> **Input for this task**
##########
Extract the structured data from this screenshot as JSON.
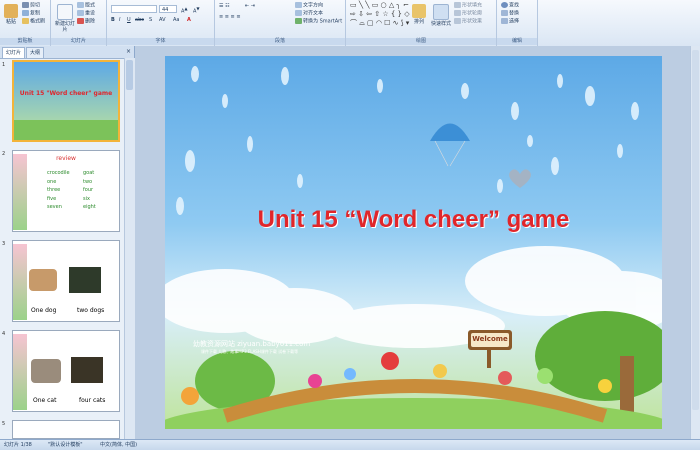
{
  "ribbon": {
    "clipboard": {
      "paste": "粘贴",
      "cut": "剪切",
      "copy": "复制",
      "format_painter": "格式刷",
      "label": "剪贴板"
    },
    "slides": {
      "new_slide": "新建幻灯片",
      "layout": "版式",
      "reset": "重设",
      "delete": "删除",
      "label": "幻灯片"
    },
    "font": {
      "name": "",
      "size": "44",
      "label": "字体"
    },
    "paragraph": {
      "text_direction": "文字方向",
      "align_text": "对齐文本",
      "smartart": "转换为 SmartArt",
      "label": "段落"
    },
    "drawing": {
      "arrange": "排列",
      "quick_styles": "快速样式",
      "shape_fill": "形状填充",
      "shape_outline": "形状轮廓",
      "shape_effects": "形状效果",
      "label": "绘图"
    },
    "editing": {
      "find": "查找",
      "replace": "替换",
      "select": "选择",
      "label": "编辑"
    }
  },
  "panel": {
    "tabs": [
      "幻灯片",
      "大纲"
    ],
    "close": "×",
    "thumbnails": [
      {
        "num": "1",
        "title": "Unit 15 \"Word cheer\" game"
      },
      {
        "num": "2",
        "heading": "review",
        "words_left": [
          "crocodile",
          "one",
          "three",
          "five",
          "seven"
        ],
        "words_right": [
          "goat",
          "two",
          "four",
          "six",
          "eight"
        ]
      },
      {
        "num": "3",
        "captions": [
          "One dog",
          "two dogs"
        ]
      },
      {
        "num": "4",
        "captions": [
          "One cat",
          "four cats"
        ]
      },
      {
        "num": "5"
      }
    ]
  },
  "slide": {
    "title": "Unit 15  “Word cheer” game",
    "watermark": "幼教资源网站  ziyuan.baby611.com",
    "watermark_sub": "课件下载   儿歌、故事MP3   FLASH课件下载   试卷下载等",
    "sign": "Welcome"
  },
  "status": {
    "slide_info": "幻灯片 1/38",
    "theme": "\"默认设计模板\"",
    "language": "中文(简体, 中国)"
  },
  "colors": {
    "title_red": "#e0262b",
    "ribbon_bg": "#dae6f4",
    "selection": "#f3b43a"
  }
}
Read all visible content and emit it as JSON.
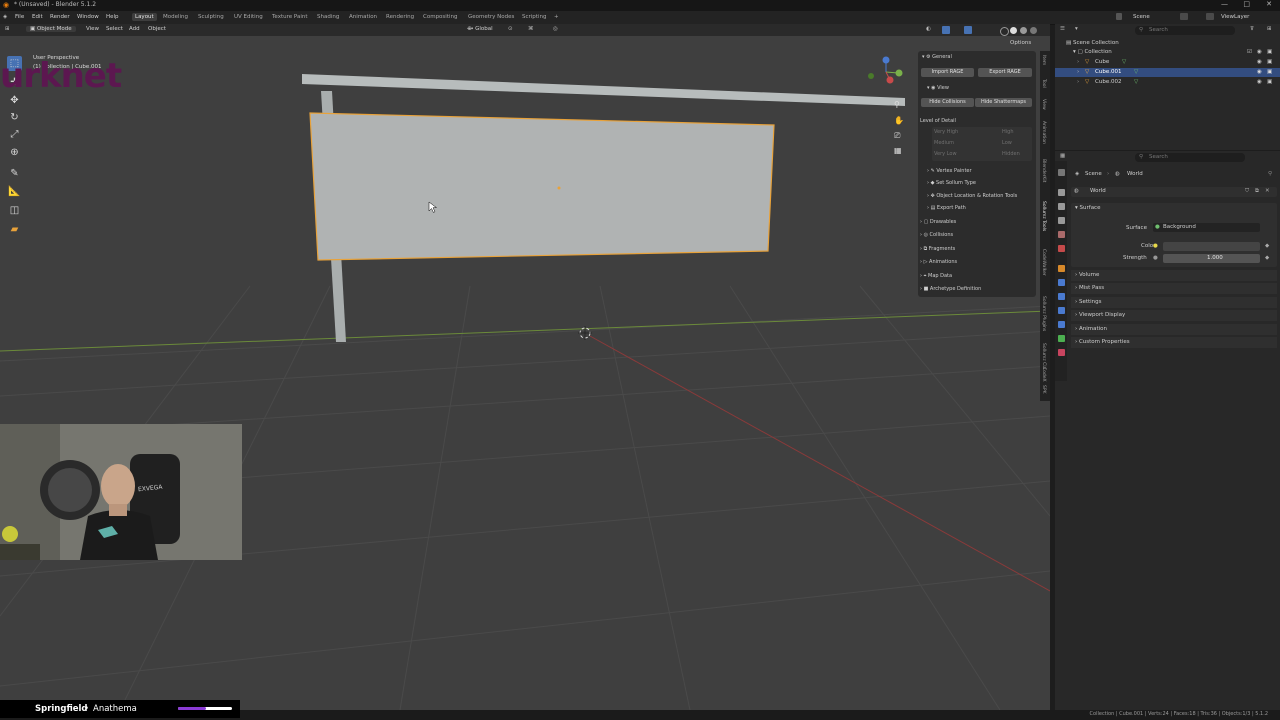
{
  "window": {
    "title": "* (Unsaved) - Blender 5.1.2"
  },
  "menu": [
    "File",
    "Edit",
    "Render",
    "Window",
    "Help"
  ],
  "workspaces": [
    {
      "label": "Layout",
      "active": true
    },
    {
      "label": "Modeling"
    },
    {
      "label": "Sculpting"
    },
    {
      "label": "UV Editing"
    },
    {
      "label": "Texture Paint"
    },
    {
      "label": "Shading"
    },
    {
      "label": "Animation"
    },
    {
      "label": "Rendering"
    },
    {
      "label": "Compositing"
    },
    {
      "label": "Geometry Nodes"
    },
    {
      "label": "Scripting"
    },
    {
      "label": "+"
    }
  ],
  "scene_field": "Scene",
  "viewlayer_field": "ViewLayer",
  "viewport_header": {
    "mode": "Object Mode",
    "menus": [
      "View",
      "Select",
      "Add",
      "Object"
    ],
    "orientation": "Global",
    "options": "Options"
  },
  "viewport": {
    "perspective_label": "User Perspective",
    "collection_label": "(1) Collection | Cube.001"
  },
  "npanel": {
    "general": "General",
    "import_btn": "Import RAGE",
    "export_btn": "Export RAGE",
    "view": "View",
    "hide_collisions": "Hide Collisions",
    "hide_shattermaps": "Hide Shattermaps",
    "lod_title": "Level of Detail",
    "lod": [
      "Very High",
      "High",
      "Medium",
      "Low",
      "Very Low",
      "Hidden"
    ],
    "tools": [
      "Vertex Painter",
      "Set Sollum Type",
      "Object Location & Rotation Tools",
      "Export Path"
    ],
    "sections": [
      "Drawables",
      "Collisions",
      "Fragments",
      "Animations",
      "Map Data",
      "Archetype Definition"
    ]
  },
  "ntabs": [
    "Item",
    "Tool",
    "View",
    "Animation",
    "BlenderKit",
    "Sollumz Tools",
    "CodeWalker",
    "Sollumz Plugins",
    "Sollumz CLI",
    "CodeX",
    "SPK"
  ],
  "outliner": {
    "root": "Scene Collection",
    "collection": "Collection",
    "items": [
      {
        "name": "Cube",
        "selected": false
      },
      {
        "name": "Cube.001",
        "selected": true
      },
      {
        "name": "Cube.002",
        "selected": false
      }
    ],
    "search_placeholder": "Search"
  },
  "properties": {
    "search_placeholder": "Search",
    "breadcrumb_scene": "Scene",
    "breadcrumb_world": "World",
    "world_name": "World",
    "surface_header": "Surface",
    "surface_label": "Surface",
    "surface_value": "Background",
    "color_label": "Color",
    "strength_label": "Strength",
    "strength_value": "1.000",
    "panels": [
      "Volume",
      "Mist Pass",
      "Settings",
      "Viewport Display",
      "Animation",
      "Custom Properties"
    ]
  },
  "statusbar": "Collection | Cube.001 | Verts:24 | Faces:18 | Tris:36 | Objects:1/3 | 5.1.2",
  "overlay": {
    "logo": "urknet",
    "song": "Springfield",
    "separator": "•",
    "artist": "Anathema",
    "progress": 0.52,
    "hoodie_text": "EXVEGA"
  }
}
##########
> **Written problem**
All records should be output exactly, with the pictures left out.

> **Answer**
Extract the structured data from this screenshot as JSON.
{
  "ribbon": {
    "clipboard": {
      "paste": "粘贴",
      "cut": "剪切",
      "copy": "复制",
      "format_painter": "格式刷",
      "label": "剪贴板"
    },
    "slides": {
      "new_slide": "新建幻灯片",
      "layout": "版式",
      "reset": "重设",
      "delete": "删除",
      "label": "幻灯片"
    },
    "font": {
      "name": "",
      "size": "44",
      "label": "字体"
    },
    "paragraph": {
      "text_direction": "文字方向",
      "align_text": "对齐文本",
      "smartart": "转换为 SmartArt",
      "label": "段落"
    },
    "drawing": {
      "arrange": "排列",
      "quick_styles": "快速样式",
      "shape_fill": "形状填充",
      "shape_outline": "形状轮廓",
      "shape_effects": "形状效果",
      "label": "绘图"
    },
    "editing": {
      "find": "查找",
      "replace": "替换",
      "select": "选择",
      "label": "编辑"
    }
  },
  "panel": {
    "tabs": [
      "幻灯片",
      "大纲"
    ],
    "close": "×",
    "thumbnails": [
      {
        "num": "1",
        "title": "Unit 15 \"Word cheer\" game"
      },
      {
        "num": "2",
        "heading": "review",
        "words_left": [
          "crocodile",
          "one",
          "three",
          "five",
          "seven"
        ],
        "words_right": [
          "goat",
          "two",
          "four",
          "six",
          "eight"
        ]
      },
      {
        "num": "3",
        "captions": [
          "One dog",
          "two dogs"
        ]
      },
      {
        "num": "4",
        "captions": [
          "One cat",
          "four cats"
        ]
      },
      {
        "num": "5"
      }
    ]
  },
  "slide": {
    "title": "Unit 15  “Word cheer” game",
    "watermark": "幼教资源网站  ziyuan.baby611.com",
    "watermark_sub": "课件下载   儿歌、故事MP3   FLASH课件下载   试卷下载等",
    "sign": "Welcome"
  },
  "status": {
    "slide_info": "幻灯片 1/38",
    "theme": "\"默认设计模板\"",
    "language": "中文(简体, 中国)"
  },
  "colors": {
    "title_red": "#e0262b",
    "ribbon_bg": "#dae6f4",
    "selection": "#f3b43a"
  }
}
Read all visible content and emit it as JSON.
{
  "window": {
    "title": "* (Unsaved) - Blender 5.1.2"
  },
  "menu": [
    "File",
    "Edit",
    "Render",
    "Window",
    "Help"
  ],
  "workspaces": [
    {
      "label": "Layout",
      "active": true
    },
    {
      "label": "Modeling"
    },
    {
      "label": "Sculpting"
    },
    {
      "label": "UV Editing"
    },
    {
      "label": "Texture Paint"
    },
    {
      "label": "Shading"
    },
    {
      "label": "Animation"
    },
    {
      "label": "Rendering"
    },
    {
      "label": "Compositing"
    },
    {
      "label": "Geometry Nodes"
    },
    {
      "label": "Scripting"
    },
    {
      "label": "+"
    }
  ],
  "scene_field": "Scene",
  "viewlayer_field": "ViewLayer",
  "viewport_header": {
    "mode": "Object Mode",
    "menus": [
      "View",
      "Select",
      "Add",
      "Object"
    ],
    "orientation": "Global",
    "options": "Options"
  },
  "viewport": {
    "perspective_label": "User Perspective",
    "collection_label": "(1) Collection | Cube.001"
  },
  "npanel": {
    "general": "General",
    "import_btn": "Import RAGE",
    "export_btn": "Export RAGE",
    "view": "View",
    "hide_collisions": "Hide Collisions",
    "hide_shattermaps": "Hide Shattermaps",
    "lod_title": "Level of Detail",
    "lod": [
      "Very High",
      "High",
      "Medium",
      "Low",
      "Very Low",
      "Hidden"
    ],
    "tools": [
      "Vertex Painter",
      "Set Sollum Type",
      "Object Location & Rotation Tools",
      "Export Path"
    ],
    "sections": [
      "Drawables",
      "Collisions",
      "Fragments",
      "Animations",
      "Map Data",
      "Archetype Definition"
    ]
  },
  "ntabs": [
    "Item",
    "Tool",
    "View",
    "Animation",
    "BlenderKit",
    "Sollumz Tools",
    "CodeWalker",
    "Sollumz Plugins",
    "Sollumz CLI",
    "CodeX",
    "SPK"
  ],
  "outliner": {
    "root": "Scene Collection",
    "collection": "Collection",
    "items": [
      {
        "name": "Cube",
        "selected": false
      },
      {
        "name": "Cube.001",
        "selected": true
      },
      {
        "name": "Cube.002",
        "selected": false
      }
    ],
    "search_placeholder": "Search"
  },
  "properties": {
    "search_placeholder": "Search",
    "breadcrumb_scene": "Scene",
    "breadcrumb_world": "World",
    "world_name": "World",
    "surface_header": "Surface",
    "surface_label": "Surface",
    "surface_value": "Background",
    "color_label": "Color",
    "strength_label": "Strength",
    "strength_value": "1.000",
    "panels": [
      "Volume",
      "Mist Pass",
      "Settings",
      "Viewport Display",
      "Animation",
      "Custom Properties"
    ]
  },
  "statusbar": "Collection | Cube.001 | Verts:24 | Faces:18 | Tris:36 | Objects:1/3 | 5.1.2",
  "overlay": {
    "logo": "urknet",
    "song": "Springfield",
    "separator": "•",
    "artist": "Anathema",
    "progress": 0.52,
    "hoodie_text": "EXVEGA"
  }
}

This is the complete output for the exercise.